§ **Do this**
Extract each line of the data and write it out again exactly.

[start of Material]

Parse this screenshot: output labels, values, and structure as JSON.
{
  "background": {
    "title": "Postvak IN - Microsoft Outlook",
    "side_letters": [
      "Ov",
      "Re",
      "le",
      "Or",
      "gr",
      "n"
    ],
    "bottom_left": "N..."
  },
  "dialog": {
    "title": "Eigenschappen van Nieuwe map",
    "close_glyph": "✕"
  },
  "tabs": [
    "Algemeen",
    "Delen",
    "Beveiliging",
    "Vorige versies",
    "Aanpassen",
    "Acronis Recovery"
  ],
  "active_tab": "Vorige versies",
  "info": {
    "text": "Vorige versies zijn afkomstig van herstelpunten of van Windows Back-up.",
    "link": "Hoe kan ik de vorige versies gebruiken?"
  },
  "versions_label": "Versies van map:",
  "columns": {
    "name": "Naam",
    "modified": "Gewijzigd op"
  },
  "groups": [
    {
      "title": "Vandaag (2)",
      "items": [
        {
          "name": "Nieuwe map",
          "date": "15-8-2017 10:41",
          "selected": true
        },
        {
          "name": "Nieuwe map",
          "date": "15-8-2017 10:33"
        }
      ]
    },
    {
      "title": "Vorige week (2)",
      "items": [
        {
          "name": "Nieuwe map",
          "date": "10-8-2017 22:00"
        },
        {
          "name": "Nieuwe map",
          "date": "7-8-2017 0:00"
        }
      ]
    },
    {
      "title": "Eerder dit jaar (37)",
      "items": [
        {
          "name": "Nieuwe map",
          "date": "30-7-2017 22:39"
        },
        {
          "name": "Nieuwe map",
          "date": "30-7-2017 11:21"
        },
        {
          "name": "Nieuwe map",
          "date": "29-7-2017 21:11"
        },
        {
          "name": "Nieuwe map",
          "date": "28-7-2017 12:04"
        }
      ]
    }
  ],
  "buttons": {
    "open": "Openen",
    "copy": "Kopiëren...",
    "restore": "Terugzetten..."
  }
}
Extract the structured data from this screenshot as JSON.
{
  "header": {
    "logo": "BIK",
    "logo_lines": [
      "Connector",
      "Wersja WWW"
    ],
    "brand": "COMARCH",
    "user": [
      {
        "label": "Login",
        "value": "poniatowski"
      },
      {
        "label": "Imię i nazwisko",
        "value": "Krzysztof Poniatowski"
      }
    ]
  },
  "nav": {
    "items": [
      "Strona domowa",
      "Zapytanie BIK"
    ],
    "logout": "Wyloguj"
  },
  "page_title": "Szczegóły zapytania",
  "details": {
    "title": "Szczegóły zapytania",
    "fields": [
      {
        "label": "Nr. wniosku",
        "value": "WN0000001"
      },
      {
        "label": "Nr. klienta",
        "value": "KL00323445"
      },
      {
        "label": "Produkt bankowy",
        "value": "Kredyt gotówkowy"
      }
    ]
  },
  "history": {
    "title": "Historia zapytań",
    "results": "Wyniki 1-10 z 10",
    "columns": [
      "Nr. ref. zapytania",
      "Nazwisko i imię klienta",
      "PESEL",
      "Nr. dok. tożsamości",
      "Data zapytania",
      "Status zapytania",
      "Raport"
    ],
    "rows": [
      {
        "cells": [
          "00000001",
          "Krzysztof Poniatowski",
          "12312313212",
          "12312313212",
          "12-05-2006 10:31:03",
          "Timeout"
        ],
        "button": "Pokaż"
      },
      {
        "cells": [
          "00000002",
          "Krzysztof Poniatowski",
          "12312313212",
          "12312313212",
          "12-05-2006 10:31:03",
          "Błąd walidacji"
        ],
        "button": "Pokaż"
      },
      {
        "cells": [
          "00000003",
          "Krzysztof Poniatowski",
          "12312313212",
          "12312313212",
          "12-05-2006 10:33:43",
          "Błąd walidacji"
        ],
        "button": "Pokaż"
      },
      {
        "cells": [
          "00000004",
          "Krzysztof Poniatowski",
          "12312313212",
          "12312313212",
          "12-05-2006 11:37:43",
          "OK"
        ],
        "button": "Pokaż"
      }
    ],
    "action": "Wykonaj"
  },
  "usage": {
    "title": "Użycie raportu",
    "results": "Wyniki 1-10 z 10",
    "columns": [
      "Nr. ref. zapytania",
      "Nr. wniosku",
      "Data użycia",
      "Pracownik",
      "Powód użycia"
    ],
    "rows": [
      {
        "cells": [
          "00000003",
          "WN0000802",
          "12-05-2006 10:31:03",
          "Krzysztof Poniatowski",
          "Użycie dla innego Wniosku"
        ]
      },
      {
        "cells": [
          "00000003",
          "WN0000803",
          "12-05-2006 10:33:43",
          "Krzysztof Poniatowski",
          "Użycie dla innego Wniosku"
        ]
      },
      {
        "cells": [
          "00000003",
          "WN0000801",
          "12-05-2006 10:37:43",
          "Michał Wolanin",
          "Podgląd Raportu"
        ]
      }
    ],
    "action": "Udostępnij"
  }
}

[end of Material]

§ **Full solution**
Parse this screenshot: output labels, values, and structure as JSON.
{
  "background": {
    "title": "Postvak IN - Microsoft Outlook",
    "side_letters": [
      "Ov",
      "Re",
      "le",
      "Or",
      "gr",
      "n"
    ],
    "bottom_left": "N..."
  },
  "dialog": {
    "title": "Eigenschappen van Nieuwe map",
    "close_glyph": "✕"
  },
  "tabs": [
    "Algemeen",
    "Delen",
    "Beveiliging",
    "Vorige versies",
    "Aanpassen",
    "Acronis Recovery"
  ],
  "active_tab": "Vorige versies",
  "info": {
    "text": "Vorige versies zijn afkomstig van herstelpunten of van Windows Back-up.",
    "link": "Hoe kan ik de vorige versies gebruiken?"
  },
  "versions_label": "Versies van map:",
  "columns": {
    "name": "Naam",
    "modified": "Gewijzigd op"
  },
  "groups": [
    {
      "title": "Vandaag (2)",
      "items": [
        {
          "name": "Nieuwe map",
          "date": "15-8-2017 10:41",
          "selected": true
        },
        {
          "name": "Nieuwe map",
          "date": "15-8-2017 10:33"
        }
      ]
    },
    {
      "title": "Vorige week (2)",
      "items": [
        {
          "name": "Nieuwe map",
          "date": "10-8-2017 22:00"
        },
        {
          "name": "Nieuwe map",
          "date": "7-8-2017 0:00"
        }
      ]
    },
    {
      "title": "Eerder dit jaar (37)",
      "items": [
        {
          "name": "Nieuwe map",
          "date": "30-7-2017 22:39"
        },
        {
          "name": "Nieuwe map",
          "date": "30-7-2017 11:21"
        },
        {
          "name": "Nieuwe map",
          "date": "29-7-2017 21:11"
        },
        {
          "name": "Nieuwe map",
          "date": "28-7-2017 12:04"
        }
      ]
    }
  ],
  "buttons": {
    "open": "Openen",
    "copy": "Kopiëren...",
    "restore": "Terugzetten..."
  }
}
Extract the structured data from this screenshot as JSON.
{
  "header": {
    "logo": "BIK",
    "logo_lines": [
      "Connector",
      "Wersja WWW"
    ],
    "brand": "COMARCH",
    "user": [
      {
        "label": "Login",
        "value": "poniatowski"
      },
      {
        "label": "Imię i nazwisko",
        "value": "Krzysztof Poniatowski"
      }
    ]
  },
  "nav": {
    "items": [
      "Strona domowa",
      "Zapytanie BIK"
    ],
    "logout": "Wyloguj"
  },
  "page_title": "Szczegóły zapytania",
  "details": {
    "title": "Szczegóły zapytania",
    "fields": [
      {
        "label": "Nr. wniosku",
        "value": "WN0000001"
      },
      {
        "label": "Nr. klienta",
        "value": "KL00323445"
      },
      {
        "label": "Produkt bankowy",
        "value": "Kredyt gotówkowy"
      }
    ]
  },
  "history": {
    "title": "Historia zapytań",
    "results": "Wyniki 1-10 z 10",
    "columns": [
      "Nr. ref. zapytania",
      "Nazwisko i imię klienta",
      "PESEL",
      "Nr. dok. tożsamości",
      "Data zapytania",
      "Status zapytania",
      "Raport"
    ],
    "rows": [
      {
        "cells": [
          "00000001",
          "Krzysztof Poniatowski",
          "12312313212",
          "12312313212",
          "12-05-2006 10:31:03",
          "Timeout"
        ],
        "button": "Pokaż"
      },
      {
        "cells": [
          "00000002",
          "Krzysztof Poniatowski",
          "12312313212",
          "12312313212",
          "12-05-2006 10:31:03",
          "Błąd walidacji"
        ],
        "button": "Pokaż"
      },
      {
        "cells": [
          "00000003",
          "Krzysztof Poniatowski",
          "12312313212",
          "12312313212",
          "12-05-2006 10:33:43",
          "Błąd walidacji"
        ],
        "button": "Pokaż"
      },
      {
        "cells": [
          "00000004",
          "Krzysztof Poniatowski",
          "12312313212",
          "12312313212",
          "12-05-2006 11:37:43",
          "OK"
        ],
        "button": "Pokaż"
      }
    ],
    "action": "Wykonaj"
  },
  "usage": {
    "title": "Użycie raportu",
    "results": "Wyniki 1-10 z 10",
    "columns": [
      "Nr. ref. zapytania",
      "Nr. wniosku",
      "Data użycia",
      "Pracownik",
      "Powód użycia"
    ],
    "rows": [
      {
        "cells": [
          "00000003",
          "WN0000802",
          "12-05-2006 10:31:03",
          "Krzysztof Poniatowski",
          "Użycie dla innego Wniosku"
        ]
      },
      {
        "cells": [
          "00000003",
          "WN0000803",
          "12-05-2006 10:33:43",
          "Krzysztof Poniatowski",
          "Użycie dla innego Wniosku"
        ]
      },
      {
        "cells": [
          "00000003",
          "WN0000801",
          "12-05-2006 10:37:43",
          "Michał Wolanin",
          "Podgląd Raportu"
        ]
      }
    ],
    "action": "Udostępnij"
  }
}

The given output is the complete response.